:: 課題 ::
1 – ByBitハッキング事件の文章によると、流出した資産はどれくらいの額に相当しますか。
2 – ByBitハッキング事件の文章のうち、「このブログ記事では、今回のハ」から「は個別に記録・管理されます。」までのすべてを一字も変えずに書き出してください。
3 – ByBitハッキング事件の文章に出てくる一般的なウォレットの種類を、製品名を除いてすべて挙げてください。

:: 抜粋 ::
ByBit Safe{Wallet} バイビット・セーフウォレット ハッキング事件

史上最大のハッキング事件を深掘り。

概要

2025年2月21日、暗号資産取引所ByBitのSafe{Wallet}マルチシグウォレットがハッキング被害を受け、約14億6000万ドル相当の資産が流出したことが分かりました。

問題の取引は、Safe{Wallet}のオンチェーンバックエンドを更新するもので、署名者6人のうち3人による有効な署名が含まれていました。これらの署名者はすべてByBitのスタッフであるとみられています。

しかし、Safe{Wallet}のウェブUI上で表示されていたトランザクションは、北朝鮮系とみられるハッカーによってすり替えられていたのです。この攻撃により、ハッカーはマルチシグウォレットを完全に掌握することに成功したとみられています。

攻撃者は、侵入後わずか13ブロック以内にByBitのウォレットから自身のウォレットへと資産を移動させました。2025年2月時点で、この被害規模は暗号資産市場における史上最大のハッキング事件となりました。

その後、攻撃者は資産を一連のオンチェーンミキサーおよびブリッジを通じて資産洗浄(ロンダリング)を行っているとみられています。

このブログ記事では、今回のハッキング事件について、分かりやすく包括的に解説します。暗号資産取引所やマルチシグウォレット、ハードウェアウォレットの仕組みにすでに詳しい方は、「ハッキングの経緯」まで読み飛ばしてください。

一般的な暗号資産取引所が顧客資産を管理する方法

暗号資産(仮想通貨)取引所は、ユーザーに代わって膨大なデジタル資産を管理しています。ユーザーが暗号資産を取引所に送金する際、通常は各ユーザー専用の入金アドレスに送られます。

取引所はその後、自動化されたソフトウェアプロセスを用いて、各ユーザーの入金アドレスから資産をまとめてホットウォレットへ移動(スイープ)します。このホットウォレット内では、ユーザーの資産は混合されますが、オフチェーンの台帳(データベース)上では個別に記録・管理されます。

ホットウォレットの利用により、取引所はユーザーからの暗号資産の出金要求に迅速に対応できます。ホットウォレットからユーザーのウォレットへ、単一のブロックチェーントランザクションで任意の額を送金できるためです。

(上図:暗号資産取引所のホットウォレットへの入出金の流れ)

:: 提供データ ::

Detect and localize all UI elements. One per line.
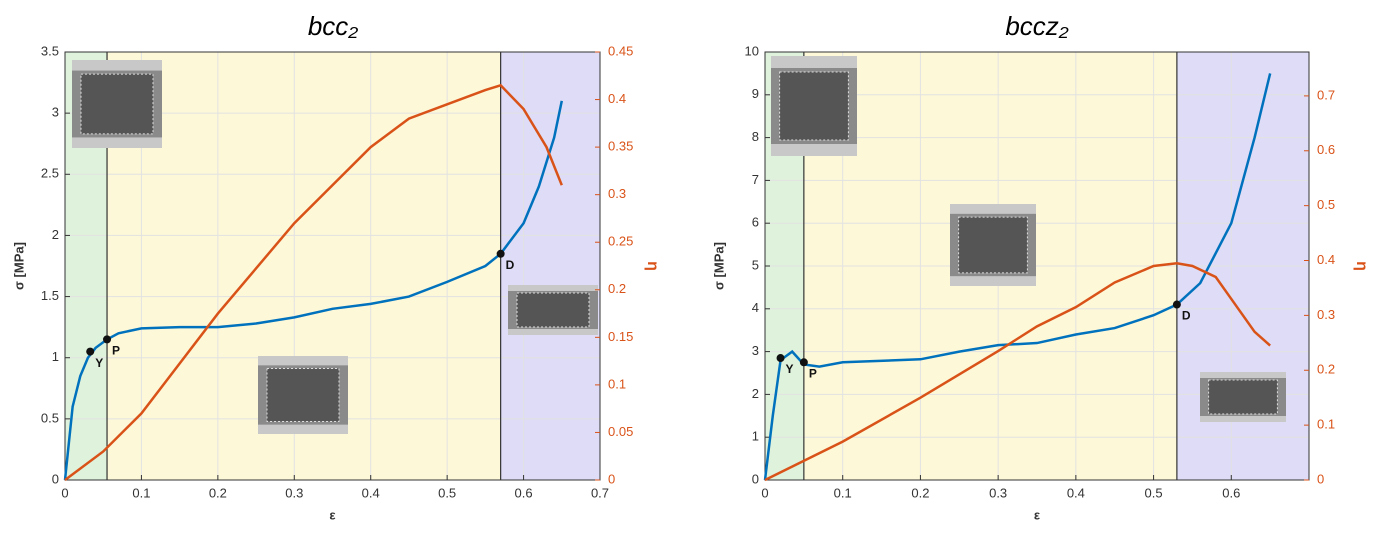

:: 解答一覧 ::
1 – 約14億6000万ドル相当です。

2 –
このブログ記事では、今回のハッキング事件について、分かりやすく包括的に解説します。暗号資産取引所やマルチシグウォレット、ハードウェアウォレットの仕組みにすでに詳しい方は、「ハッキングの経緯」まで読み飛ばしてください。

一般的な暗号資産取引所が顧客資産を管理する方法

暗号資産(仮想通貨)取引所は、ユーザーに代わって膨大なデジタル資産を管理しています。ユーザーが暗号資産を取引所に送金する際、通常は各ユーザー専用の入金アドレスに送られます。

取引所はその後、自動化されたソフトウェアプロセスを用いて、各ユーザーの入金アドレスから資産をまとめてホットウォレットへ移動(スイープ)します。このホットウォレット内では、ユーザーの資産は混合されますが、オフチェーンの台帳(データベース)上では個別に記録・管理されます。

3 – マルチシグウォレット、ハードウェアウォレット、ホットウォレット